In the text on judicial activism and restraint below, which phrase did Associate Justice Noel Tijam ask candidates to explain during the JBC interviews?

■ **Text block**

┌────────

By Yurii C. Ramos*

“The Athenian admits that a government thus limited by law may  not be ideally the best; if a man could be found without the limitations of human ignorance and self-interest, it would be wrong to subject him to law, for no law has higher authority than knowledge.  But the possibility of finding such a ruler is not great; he is to be  found, if at all, only in the proverbial age of Kronos, when men are said to have been ruled by semidivine beings higher than themselves. Hence we must exclude the sovereignty of men from our  city; the best we can do in the present age is to imitate the ordered  life of that legendary era and make law our sovereign.”
-Glenn R. Morrow, Plato’s Cretan City[**]



      One question the Judicial and Bar Council (JBC) often asks those vying for the position of Supreme Court Associate Justice is whether the candidate, if appointed, would exercise judicial activism or judicial restraint.[1]  During the June 2019 JBC interviews, then Chief Justice Lucas Bersamin would ask candidates for their understanding of the terms judicial activism and judicial restraint and ask if they consider themselves a textualist. Associate Justice Noel Tijam, on the other hand, would ask the candidates for their understanding of the phrase “the living constitution.”

└────────

Region annotation records
┌────────

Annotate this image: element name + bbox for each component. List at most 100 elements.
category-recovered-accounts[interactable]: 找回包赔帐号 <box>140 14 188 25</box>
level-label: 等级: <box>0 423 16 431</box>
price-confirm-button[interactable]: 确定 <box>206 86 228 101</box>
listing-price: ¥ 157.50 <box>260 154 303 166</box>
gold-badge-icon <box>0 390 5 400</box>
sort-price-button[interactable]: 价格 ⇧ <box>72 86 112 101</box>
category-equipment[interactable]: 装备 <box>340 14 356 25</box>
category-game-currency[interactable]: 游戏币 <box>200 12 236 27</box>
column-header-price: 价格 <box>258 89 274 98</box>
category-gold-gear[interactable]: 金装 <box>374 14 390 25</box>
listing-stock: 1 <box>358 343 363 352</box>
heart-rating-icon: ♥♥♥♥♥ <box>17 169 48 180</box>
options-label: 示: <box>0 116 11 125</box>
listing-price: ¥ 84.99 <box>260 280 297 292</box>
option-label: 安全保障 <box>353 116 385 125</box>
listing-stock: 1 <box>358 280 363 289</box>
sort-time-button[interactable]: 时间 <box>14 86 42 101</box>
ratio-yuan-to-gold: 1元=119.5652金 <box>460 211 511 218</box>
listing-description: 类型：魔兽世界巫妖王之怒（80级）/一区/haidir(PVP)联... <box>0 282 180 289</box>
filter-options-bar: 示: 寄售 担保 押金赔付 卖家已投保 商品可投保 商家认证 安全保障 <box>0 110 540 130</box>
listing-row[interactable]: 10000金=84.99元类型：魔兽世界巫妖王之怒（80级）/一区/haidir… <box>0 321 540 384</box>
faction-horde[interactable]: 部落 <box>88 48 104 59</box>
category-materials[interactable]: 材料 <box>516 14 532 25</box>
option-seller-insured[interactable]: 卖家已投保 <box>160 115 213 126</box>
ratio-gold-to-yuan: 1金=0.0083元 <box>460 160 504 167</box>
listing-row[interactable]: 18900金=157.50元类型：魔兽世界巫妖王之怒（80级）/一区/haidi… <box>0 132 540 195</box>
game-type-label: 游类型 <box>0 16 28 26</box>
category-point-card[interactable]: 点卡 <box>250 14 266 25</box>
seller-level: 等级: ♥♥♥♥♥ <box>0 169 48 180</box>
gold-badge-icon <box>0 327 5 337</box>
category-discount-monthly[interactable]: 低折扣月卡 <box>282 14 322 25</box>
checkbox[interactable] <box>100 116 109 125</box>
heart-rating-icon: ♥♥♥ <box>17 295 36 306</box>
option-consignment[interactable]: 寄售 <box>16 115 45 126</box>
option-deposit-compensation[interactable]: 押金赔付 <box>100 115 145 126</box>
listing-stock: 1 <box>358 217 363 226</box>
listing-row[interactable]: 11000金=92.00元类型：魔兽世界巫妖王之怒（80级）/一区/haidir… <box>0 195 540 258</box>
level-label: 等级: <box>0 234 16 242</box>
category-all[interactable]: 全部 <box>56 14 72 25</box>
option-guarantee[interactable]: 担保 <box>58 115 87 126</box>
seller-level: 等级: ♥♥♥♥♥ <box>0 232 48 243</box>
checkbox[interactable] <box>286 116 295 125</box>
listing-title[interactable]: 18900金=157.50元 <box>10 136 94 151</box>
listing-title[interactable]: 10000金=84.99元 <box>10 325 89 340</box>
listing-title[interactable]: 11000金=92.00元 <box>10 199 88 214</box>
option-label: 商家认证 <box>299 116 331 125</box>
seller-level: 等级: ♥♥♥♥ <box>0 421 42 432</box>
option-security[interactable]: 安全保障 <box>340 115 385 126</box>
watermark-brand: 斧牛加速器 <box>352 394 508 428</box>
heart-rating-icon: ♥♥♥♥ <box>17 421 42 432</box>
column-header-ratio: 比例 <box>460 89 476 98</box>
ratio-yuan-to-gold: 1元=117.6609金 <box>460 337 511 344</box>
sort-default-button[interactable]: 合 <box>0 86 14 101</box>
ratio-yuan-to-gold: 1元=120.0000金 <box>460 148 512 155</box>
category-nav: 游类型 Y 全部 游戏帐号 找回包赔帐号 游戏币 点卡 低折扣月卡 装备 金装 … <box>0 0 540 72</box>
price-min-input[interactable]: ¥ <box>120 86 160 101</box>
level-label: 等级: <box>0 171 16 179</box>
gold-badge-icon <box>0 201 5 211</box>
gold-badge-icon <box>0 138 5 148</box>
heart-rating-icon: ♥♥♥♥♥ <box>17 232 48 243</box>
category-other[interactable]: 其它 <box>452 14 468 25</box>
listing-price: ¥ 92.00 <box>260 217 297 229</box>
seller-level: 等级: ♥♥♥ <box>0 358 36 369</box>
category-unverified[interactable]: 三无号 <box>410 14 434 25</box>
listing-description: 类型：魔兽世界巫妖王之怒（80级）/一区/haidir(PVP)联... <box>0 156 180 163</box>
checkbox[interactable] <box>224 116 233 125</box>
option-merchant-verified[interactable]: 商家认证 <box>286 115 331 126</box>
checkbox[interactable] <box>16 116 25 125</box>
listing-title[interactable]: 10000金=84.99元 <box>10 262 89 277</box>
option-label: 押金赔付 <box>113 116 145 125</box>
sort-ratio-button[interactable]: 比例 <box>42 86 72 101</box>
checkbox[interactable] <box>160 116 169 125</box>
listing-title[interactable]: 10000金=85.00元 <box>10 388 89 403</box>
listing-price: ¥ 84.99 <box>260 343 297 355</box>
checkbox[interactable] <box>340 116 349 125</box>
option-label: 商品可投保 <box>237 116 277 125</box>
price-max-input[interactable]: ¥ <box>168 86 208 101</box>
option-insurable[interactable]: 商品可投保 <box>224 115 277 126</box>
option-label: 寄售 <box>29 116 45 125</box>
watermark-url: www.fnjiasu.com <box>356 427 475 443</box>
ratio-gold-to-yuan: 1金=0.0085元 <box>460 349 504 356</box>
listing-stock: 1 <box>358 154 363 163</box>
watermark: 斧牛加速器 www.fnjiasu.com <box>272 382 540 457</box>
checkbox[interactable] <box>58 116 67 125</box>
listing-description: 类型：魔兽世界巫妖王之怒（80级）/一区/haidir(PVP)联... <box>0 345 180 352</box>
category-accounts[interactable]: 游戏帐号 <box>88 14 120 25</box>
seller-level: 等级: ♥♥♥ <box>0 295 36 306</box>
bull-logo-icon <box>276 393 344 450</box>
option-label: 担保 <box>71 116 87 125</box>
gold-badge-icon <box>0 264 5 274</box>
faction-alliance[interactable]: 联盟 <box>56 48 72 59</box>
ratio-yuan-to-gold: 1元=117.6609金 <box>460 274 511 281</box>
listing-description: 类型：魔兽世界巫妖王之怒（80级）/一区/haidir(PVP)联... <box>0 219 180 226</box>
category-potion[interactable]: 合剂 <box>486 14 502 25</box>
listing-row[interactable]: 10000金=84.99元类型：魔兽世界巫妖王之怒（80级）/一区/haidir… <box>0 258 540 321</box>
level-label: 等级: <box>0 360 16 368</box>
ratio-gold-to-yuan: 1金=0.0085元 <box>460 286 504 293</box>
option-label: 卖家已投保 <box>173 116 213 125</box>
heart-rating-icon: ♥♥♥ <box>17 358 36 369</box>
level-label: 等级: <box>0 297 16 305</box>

└────────

■ **Finished task**
He asked for their understanding of the phrase "the living constitution".